* **Stored data**:
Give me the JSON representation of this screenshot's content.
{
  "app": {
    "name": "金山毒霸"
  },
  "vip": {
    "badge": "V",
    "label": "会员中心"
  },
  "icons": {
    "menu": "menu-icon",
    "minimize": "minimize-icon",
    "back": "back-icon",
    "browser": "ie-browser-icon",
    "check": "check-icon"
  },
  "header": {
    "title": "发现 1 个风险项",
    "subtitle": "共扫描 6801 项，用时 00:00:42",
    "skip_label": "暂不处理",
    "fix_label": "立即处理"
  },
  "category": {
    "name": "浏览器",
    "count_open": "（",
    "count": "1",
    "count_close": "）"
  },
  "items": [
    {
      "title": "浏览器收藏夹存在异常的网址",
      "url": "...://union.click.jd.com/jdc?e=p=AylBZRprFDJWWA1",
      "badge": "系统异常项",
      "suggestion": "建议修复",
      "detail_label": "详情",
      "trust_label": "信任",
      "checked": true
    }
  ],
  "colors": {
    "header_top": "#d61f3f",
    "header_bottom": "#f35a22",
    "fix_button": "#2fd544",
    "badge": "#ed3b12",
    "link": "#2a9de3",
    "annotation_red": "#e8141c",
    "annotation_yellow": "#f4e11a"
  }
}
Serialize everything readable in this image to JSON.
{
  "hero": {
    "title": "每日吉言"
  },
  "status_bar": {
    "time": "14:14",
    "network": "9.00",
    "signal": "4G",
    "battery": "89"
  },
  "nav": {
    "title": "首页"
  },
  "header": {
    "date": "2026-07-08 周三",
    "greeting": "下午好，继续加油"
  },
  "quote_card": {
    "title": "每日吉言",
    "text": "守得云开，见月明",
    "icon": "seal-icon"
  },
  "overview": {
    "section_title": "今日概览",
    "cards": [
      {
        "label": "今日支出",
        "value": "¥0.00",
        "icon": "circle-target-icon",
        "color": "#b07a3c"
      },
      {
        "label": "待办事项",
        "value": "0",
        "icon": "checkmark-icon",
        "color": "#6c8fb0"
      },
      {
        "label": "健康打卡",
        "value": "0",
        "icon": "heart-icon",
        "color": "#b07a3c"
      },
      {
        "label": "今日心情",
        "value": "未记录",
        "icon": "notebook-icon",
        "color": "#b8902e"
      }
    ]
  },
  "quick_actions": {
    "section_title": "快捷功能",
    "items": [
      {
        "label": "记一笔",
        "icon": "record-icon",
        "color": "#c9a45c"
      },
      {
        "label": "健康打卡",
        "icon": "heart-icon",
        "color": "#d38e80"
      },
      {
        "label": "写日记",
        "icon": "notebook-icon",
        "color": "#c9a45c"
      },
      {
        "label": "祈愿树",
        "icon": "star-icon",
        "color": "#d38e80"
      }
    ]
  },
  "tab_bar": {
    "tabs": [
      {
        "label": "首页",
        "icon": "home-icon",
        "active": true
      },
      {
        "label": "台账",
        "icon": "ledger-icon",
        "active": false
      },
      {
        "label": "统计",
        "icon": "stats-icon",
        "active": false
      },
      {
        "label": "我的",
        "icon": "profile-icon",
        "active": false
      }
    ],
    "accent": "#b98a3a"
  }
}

* **Task description**: Each entry above needs to be retyped exactly.

* **Solution below**:
Give me the JSON representation of this screenshot's content.
{
  "app": {
    "name": "金山毒霸"
  },
  "vip": {
    "badge": "V",
    "label": "会员中心"
  },
  "icons": {
    "menu": "menu-icon",
    "minimize": "minimize-icon",
    "back": "back-icon",
    "browser": "ie-browser-icon",
    "check": "check-icon"
  },
  "header": {
    "title": "发现 1 个风险项",
    "subtitle": "共扫描 6801 项，用时 00:00:42",
    "skip_label": "暂不处理",
    "fix_label": "立即处理"
  },
  "category": {
    "name": "浏览器",
    "count_open": "（",
    "count": "1",
    "count_close": "）"
  },
  "items": [
    {
      "title": "浏览器收藏夹存在异常的网址",
      "url": "...://union.click.jd.com/jdc?e=p=AylBZRprFDJWWA1",
      "badge": "系统异常项",
      "suggestion": "建议修复",
      "detail_label": "详情",
      "trust_label": "信任",
      "checked": true
    }
  ],
  "colors": {
    "header_top": "#d61f3f",
    "header_bottom": "#f35a22",
    "fix_button": "#2fd544",
    "badge": "#ed3b12",
    "link": "#2a9de3",
    "annotation_red": "#e8141c",
    "annotation_yellow": "#f4e11a"
  }
}
Serialize everything readable in this image to JSON.
{
  "hero": {
    "title": "每日吉言"
  },
  "status_bar": {
    "time": "14:14",
    "network": "9.00",
    "signal": "4G",
    "battery": "89"
  },
  "nav": {
    "title": "首页"
  },
  "header": {
    "date": "2026-07-08 周三",
    "greeting": "下午好，继续加油"
  },
  "quote_card": {
    "title": "每日吉言",
    "text": "守得云开，见月明",
    "icon": "seal-icon"
  },
  "overview": {
    "section_title": "今日概览",
    "cards": [
      {
        "label": "今日支出",
        "value": "¥0.00",
        "icon": "circle-target-icon",
        "color": "#b07a3c"
      },
      {
        "label": "待办事项",
        "value": "0",
        "icon": "checkmark-icon",
        "color": "#6c8fb0"
      },
      {
        "label": "健康打卡",
        "value": "0",
        "icon": "heart-icon",
        "color": "#b07a3c"
      },
      {
        "label": "今日心情",
        "value": "未记录",
        "icon": "notebook-icon",
        "color": "#b8902e"
      }
    ]
  },
  "quick_actions": {
    "section_title": "快捷功能",
    "items": [
      {
        "label": "记一笔",
        "icon": "record-icon",
        "color": "#c9a45c"
      },
      {
        "label": "健康打卡",
        "icon": "heart-icon",
        "color": "#d38e80"
      },
      {
        "label": "写日记",
        "icon": "notebook-icon",
        "color": "#c9a45c"
      },
      {
        "label": "祈愿树",
        "icon": "star-icon",
        "color": "#d38e80"
      }
    ]
  },
  "tab_bar": {
    "tabs": [
      {
        "label": "首页",
        "icon": "home-icon",
        "active": true
      },
      {
        "label": "台账",
        "icon": "ledger-icon",
        "active": false
      },
      {
        "label": "统计",
        "icon": "stats-icon",
        "active": false
      },
      {
        "label": "我的",
        "icon": "profile-icon",
        "active": false
      }
    ],
    "accent": "#b98a3a"
  }
}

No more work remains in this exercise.